**EXERCISE BRIEF:**
Reproduce the part of the listing that opens with its first line and closes with the line containing "staticText: 92 (654, 665, 686, 703)", swapping "SIGN IN" for "LOG IN" and leaving everything else unchanged.

Data items:
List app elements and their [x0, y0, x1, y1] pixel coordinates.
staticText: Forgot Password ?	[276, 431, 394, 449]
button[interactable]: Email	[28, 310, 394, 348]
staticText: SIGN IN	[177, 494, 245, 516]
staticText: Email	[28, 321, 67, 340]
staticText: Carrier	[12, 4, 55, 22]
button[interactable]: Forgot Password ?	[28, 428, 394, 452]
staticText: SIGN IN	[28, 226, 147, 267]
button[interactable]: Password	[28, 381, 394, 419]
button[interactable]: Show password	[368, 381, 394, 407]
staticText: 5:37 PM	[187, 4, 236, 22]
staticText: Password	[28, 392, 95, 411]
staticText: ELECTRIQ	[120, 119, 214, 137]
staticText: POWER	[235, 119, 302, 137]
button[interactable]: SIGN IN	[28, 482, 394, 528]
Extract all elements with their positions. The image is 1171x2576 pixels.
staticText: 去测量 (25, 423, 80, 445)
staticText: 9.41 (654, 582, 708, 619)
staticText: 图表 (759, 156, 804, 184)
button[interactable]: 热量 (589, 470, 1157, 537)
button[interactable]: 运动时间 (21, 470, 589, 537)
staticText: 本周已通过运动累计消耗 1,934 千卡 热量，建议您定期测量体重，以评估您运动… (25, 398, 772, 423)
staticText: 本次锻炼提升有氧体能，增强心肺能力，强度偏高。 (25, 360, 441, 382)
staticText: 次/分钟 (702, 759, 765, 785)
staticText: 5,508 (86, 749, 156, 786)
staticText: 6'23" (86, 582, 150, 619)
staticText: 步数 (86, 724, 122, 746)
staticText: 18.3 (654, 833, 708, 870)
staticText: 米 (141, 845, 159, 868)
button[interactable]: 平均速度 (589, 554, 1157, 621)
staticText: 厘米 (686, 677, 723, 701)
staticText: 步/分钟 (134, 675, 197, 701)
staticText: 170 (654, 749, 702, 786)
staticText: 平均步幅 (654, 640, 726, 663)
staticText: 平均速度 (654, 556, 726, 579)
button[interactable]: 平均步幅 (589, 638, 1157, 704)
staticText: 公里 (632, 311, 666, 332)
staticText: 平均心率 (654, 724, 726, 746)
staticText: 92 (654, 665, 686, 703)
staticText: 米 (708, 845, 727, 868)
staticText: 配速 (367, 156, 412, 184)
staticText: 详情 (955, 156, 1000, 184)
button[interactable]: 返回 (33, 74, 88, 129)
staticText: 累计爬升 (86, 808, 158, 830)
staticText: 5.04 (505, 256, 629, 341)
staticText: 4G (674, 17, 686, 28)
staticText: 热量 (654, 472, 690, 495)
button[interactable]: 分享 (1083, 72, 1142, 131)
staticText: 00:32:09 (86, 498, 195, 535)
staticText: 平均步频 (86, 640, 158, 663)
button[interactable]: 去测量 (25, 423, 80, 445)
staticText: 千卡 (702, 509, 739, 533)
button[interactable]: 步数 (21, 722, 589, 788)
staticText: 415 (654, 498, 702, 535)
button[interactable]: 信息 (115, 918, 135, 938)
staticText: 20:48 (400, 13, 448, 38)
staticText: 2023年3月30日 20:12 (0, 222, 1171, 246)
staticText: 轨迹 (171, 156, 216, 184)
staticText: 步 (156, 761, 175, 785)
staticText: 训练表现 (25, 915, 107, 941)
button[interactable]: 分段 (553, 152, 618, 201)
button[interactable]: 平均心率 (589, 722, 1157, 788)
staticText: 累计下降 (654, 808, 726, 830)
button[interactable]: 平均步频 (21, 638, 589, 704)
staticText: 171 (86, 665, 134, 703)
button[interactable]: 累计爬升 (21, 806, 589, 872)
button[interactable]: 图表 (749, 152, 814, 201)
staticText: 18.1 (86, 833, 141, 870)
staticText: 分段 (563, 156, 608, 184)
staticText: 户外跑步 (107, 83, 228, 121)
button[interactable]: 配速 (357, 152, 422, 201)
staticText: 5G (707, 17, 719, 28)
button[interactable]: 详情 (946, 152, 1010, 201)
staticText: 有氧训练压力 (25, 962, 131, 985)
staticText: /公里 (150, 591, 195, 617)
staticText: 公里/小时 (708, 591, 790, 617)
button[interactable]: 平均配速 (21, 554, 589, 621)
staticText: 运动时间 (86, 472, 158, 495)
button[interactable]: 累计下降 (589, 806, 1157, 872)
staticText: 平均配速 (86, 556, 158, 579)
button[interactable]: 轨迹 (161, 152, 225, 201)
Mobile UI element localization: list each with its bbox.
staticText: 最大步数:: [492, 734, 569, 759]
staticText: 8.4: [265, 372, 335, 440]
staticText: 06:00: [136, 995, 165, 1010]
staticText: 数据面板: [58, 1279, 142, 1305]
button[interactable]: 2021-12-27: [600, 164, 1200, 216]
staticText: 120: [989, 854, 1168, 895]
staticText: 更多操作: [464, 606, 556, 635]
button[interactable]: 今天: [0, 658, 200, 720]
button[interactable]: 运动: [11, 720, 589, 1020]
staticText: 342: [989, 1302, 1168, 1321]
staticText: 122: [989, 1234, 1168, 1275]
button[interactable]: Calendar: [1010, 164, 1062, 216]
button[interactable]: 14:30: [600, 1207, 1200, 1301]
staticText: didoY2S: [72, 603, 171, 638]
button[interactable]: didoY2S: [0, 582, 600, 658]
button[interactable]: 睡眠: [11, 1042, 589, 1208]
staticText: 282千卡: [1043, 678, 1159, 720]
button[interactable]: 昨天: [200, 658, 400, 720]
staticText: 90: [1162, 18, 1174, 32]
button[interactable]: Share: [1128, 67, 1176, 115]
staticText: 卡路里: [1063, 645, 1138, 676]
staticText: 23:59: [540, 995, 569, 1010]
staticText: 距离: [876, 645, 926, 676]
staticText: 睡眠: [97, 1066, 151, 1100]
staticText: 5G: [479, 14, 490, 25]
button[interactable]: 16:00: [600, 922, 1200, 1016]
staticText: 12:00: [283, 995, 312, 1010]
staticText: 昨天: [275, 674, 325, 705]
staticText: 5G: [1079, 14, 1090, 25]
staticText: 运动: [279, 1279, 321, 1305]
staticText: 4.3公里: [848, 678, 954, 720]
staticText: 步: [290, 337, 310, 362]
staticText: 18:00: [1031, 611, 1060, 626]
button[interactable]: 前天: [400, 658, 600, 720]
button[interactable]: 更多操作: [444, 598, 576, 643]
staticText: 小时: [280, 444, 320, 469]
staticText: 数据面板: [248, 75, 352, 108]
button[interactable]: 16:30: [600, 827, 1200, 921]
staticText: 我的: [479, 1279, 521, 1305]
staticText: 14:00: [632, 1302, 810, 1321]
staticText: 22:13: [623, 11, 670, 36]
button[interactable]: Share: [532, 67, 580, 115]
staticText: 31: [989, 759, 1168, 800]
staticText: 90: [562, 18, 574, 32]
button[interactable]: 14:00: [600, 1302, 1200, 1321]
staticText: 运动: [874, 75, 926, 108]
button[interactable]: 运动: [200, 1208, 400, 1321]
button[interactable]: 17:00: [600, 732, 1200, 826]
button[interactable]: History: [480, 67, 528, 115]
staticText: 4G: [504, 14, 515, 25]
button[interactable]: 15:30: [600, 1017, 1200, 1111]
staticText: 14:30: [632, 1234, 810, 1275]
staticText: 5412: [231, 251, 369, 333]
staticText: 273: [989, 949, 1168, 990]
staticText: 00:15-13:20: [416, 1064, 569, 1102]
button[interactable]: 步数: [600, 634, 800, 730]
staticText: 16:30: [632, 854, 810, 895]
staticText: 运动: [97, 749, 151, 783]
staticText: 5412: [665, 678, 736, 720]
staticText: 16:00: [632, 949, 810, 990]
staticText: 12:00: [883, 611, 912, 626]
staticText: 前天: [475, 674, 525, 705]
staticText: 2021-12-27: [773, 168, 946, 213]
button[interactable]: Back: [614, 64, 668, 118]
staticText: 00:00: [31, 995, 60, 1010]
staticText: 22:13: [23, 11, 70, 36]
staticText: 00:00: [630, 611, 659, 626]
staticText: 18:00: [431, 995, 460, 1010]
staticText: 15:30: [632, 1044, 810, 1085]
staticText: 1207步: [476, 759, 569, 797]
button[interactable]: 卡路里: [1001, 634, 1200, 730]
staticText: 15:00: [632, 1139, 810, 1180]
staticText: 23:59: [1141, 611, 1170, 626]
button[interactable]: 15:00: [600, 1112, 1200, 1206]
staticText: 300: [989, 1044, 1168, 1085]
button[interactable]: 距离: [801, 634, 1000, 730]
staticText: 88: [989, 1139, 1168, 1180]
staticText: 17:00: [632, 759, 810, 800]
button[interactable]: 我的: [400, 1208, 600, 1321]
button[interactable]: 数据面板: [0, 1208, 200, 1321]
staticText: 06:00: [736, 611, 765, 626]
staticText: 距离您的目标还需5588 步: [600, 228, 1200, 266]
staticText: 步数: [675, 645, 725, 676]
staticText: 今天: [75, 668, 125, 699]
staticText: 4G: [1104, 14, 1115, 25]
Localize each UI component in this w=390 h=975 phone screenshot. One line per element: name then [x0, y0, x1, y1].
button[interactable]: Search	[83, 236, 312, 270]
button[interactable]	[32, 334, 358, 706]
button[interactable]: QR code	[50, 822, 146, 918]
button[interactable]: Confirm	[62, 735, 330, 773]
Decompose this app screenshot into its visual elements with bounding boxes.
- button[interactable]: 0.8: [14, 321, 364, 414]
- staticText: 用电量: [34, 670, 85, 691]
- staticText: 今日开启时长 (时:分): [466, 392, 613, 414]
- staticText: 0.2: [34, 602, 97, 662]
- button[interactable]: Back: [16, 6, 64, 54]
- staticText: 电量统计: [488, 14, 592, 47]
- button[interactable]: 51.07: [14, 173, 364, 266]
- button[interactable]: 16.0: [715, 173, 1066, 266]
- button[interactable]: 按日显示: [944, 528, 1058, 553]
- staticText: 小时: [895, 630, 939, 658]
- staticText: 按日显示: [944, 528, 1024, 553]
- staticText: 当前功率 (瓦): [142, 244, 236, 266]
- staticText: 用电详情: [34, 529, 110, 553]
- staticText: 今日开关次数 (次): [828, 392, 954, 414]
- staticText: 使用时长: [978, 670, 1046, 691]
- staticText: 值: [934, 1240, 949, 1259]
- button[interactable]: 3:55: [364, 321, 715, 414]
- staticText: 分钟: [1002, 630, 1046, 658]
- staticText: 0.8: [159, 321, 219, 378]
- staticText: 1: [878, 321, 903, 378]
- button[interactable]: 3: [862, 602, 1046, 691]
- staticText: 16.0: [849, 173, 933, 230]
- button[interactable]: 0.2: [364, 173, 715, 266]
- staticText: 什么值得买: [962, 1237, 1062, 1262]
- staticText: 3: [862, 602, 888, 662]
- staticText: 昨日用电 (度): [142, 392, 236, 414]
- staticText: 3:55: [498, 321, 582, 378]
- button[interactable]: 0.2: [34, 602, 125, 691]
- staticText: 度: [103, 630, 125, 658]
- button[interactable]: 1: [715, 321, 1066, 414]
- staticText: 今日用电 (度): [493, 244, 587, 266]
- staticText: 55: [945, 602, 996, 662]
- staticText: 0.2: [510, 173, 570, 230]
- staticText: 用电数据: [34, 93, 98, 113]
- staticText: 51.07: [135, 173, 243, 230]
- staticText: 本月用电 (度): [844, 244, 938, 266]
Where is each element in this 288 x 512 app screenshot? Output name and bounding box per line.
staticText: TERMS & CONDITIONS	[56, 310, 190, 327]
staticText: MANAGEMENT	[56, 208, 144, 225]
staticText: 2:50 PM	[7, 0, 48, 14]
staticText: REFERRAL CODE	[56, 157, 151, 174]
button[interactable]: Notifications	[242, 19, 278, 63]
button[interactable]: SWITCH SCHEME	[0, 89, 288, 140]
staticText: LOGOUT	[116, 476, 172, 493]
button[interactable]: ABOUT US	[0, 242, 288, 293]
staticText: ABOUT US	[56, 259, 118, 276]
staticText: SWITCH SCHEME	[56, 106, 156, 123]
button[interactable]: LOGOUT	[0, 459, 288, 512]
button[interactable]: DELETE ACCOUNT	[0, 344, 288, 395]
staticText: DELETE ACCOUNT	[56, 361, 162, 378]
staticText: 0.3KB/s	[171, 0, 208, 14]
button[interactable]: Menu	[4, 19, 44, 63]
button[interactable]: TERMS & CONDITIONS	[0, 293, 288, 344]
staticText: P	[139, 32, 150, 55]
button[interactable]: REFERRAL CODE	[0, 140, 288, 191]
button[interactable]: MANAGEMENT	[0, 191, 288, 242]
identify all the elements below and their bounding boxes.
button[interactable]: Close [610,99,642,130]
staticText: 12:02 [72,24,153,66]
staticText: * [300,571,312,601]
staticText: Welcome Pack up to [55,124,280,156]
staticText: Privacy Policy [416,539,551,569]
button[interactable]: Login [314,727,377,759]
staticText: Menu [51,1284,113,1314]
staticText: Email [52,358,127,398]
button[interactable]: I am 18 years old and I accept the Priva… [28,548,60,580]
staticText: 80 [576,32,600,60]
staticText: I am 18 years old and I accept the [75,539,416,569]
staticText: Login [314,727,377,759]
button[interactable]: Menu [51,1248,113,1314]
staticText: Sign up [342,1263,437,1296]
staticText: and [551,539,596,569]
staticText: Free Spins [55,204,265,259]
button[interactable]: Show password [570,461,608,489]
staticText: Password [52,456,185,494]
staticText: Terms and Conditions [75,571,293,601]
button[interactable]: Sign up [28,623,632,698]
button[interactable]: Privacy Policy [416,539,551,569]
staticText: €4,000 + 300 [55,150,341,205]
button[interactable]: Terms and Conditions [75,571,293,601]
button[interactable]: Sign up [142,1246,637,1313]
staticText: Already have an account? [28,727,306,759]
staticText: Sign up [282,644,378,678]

**ANSWER IN FULL:**
List app elements and their [x0, y0, x1, y1] pixel coordinates.
staticText: Forgot Password ?	[276, 431, 394, 449]
button[interactable]: Email	[28, 310, 394, 348]
staticText: LOG IN	[177, 494, 245, 516]
staticText: Email	[28, 321, 67, 340]
staticText: Carrier	[12, 4, 55, 22]
button[interactable]: Forgot Password ?	[28, 428, 394, 452]
staticText: LOG IN	[28, 226, 147, 267]
button[interactable]: Password	[28, 381, 394, 419]
button[interactable]: Show password	[368, 381, 394, 407]
staticText: 5:37 PM	[187, 4, 236, 22]
staticText: Password	[28, 392, 95, 411]
staticText: ELECTRIQ	[120, 119, 214, 137]
staticText: POWER	[235, 119, 302, 137]
button[interactable]: LOG IN	[28, 482, 394, 528]
Extract all elements with their positions. The image is 1171x2576 pixels.
staticText: 去测量 (25, 423, 80, 445)
staticText: 9.41 (654, 582, 708, 619)
staticText: 图表 (759, 156, 804, 184)
button[interactable]: 热量 (589, 470, 1157, 537)
button[interactable]: 运动时间 (21, 470, 589, 537)
staticText: 本周已通过运动累计消耗 1,934 千卡 热量，建议您定期测量体重，以评估您运动… (25, 398, 772, 423)
staticText: 本次锻炼提升有氧体能，增强心肺能力，强度偏高。 (25, 360, 441, 382)
staticText: 次/分钟 (702, 759, 765, 785)
staticText: 5,508 (86, 749, 156, 786)
staticText: 6'23" (86, 582, 150, 619)
staticText: 步数 (86, 724, 122, 746)
staticText: 18.3 (654, 833, 708, 870)
staticText: 米 (141, 845, 159, 868)
button[interactable]: 平均速度 (589, 554, 1157, 621)
staticText: 厘米 (686, 677, 723, 701)
staticText: 步/分钟 (134, 675, 197, 701)
staticText: 170 (654, 749, 702, 786)
staticText: 平均步幅 (654, 640, 726, 663)
staticText: 平均速度 (654, 556, 726, 579)
button[interactable]: 平均步幅 (589, 638, 1157, 704)
staticText: 公里 (632, 311, 666, 332)
staticText: 平均心率 (654, 724, 726, 746)
staticText: 92 (654, 665, 686, 703)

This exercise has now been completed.